# GOAL
Wherever a line below holds the word "shall", copy that line.

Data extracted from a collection
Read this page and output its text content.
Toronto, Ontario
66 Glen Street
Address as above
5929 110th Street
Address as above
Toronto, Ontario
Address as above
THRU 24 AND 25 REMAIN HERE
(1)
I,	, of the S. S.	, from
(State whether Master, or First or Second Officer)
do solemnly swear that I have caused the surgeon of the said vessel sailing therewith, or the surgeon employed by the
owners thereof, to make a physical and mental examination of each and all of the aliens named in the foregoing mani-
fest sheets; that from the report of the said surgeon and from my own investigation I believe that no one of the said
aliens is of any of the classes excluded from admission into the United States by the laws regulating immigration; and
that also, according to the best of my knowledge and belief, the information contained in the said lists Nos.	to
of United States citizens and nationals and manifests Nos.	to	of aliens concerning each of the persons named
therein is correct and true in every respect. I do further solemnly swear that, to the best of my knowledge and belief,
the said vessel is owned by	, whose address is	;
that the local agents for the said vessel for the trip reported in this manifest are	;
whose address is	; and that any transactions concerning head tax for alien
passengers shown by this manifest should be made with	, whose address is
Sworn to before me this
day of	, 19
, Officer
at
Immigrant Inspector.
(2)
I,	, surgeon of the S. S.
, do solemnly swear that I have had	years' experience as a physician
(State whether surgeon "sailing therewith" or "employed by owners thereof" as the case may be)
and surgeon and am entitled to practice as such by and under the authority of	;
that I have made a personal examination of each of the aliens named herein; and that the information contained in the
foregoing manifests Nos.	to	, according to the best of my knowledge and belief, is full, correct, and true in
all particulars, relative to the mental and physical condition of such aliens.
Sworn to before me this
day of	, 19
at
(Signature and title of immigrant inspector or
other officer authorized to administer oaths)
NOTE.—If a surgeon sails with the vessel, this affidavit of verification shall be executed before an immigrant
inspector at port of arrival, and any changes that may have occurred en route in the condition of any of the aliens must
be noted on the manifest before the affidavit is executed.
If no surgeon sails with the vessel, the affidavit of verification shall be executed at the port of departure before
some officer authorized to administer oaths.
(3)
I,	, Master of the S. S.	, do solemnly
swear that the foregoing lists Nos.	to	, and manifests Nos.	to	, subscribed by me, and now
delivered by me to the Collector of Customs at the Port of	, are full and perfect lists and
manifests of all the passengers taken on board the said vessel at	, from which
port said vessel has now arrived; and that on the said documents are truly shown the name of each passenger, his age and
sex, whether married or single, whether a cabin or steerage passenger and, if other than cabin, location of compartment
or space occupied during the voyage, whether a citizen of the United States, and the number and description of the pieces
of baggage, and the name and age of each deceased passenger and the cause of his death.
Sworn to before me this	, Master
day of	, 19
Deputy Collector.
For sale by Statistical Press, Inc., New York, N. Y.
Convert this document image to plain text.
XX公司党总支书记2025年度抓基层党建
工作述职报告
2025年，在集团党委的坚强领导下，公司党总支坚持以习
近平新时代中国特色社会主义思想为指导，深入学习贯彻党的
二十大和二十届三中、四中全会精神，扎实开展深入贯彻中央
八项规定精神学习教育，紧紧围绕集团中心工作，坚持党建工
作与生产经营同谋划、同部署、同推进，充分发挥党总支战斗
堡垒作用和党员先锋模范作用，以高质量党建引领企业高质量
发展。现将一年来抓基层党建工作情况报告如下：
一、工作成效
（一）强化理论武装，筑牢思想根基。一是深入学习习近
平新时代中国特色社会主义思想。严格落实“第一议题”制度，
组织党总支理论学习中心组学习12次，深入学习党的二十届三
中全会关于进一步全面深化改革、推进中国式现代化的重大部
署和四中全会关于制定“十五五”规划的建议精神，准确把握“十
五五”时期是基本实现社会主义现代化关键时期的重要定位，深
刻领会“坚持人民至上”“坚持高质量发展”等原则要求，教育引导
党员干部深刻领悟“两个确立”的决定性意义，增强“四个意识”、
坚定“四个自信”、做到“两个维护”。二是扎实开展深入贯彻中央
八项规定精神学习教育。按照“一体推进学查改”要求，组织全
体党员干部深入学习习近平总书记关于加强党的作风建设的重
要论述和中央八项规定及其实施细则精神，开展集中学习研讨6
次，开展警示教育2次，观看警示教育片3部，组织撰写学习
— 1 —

# ANSWER TO THIS TASK
NOTE.—If a surgeon sails with the vessel, this affidavit of verification shall be executed before an immigrant
If no surgeon sails with the vessel, the affidavit of verification shall be executed at the port of departure before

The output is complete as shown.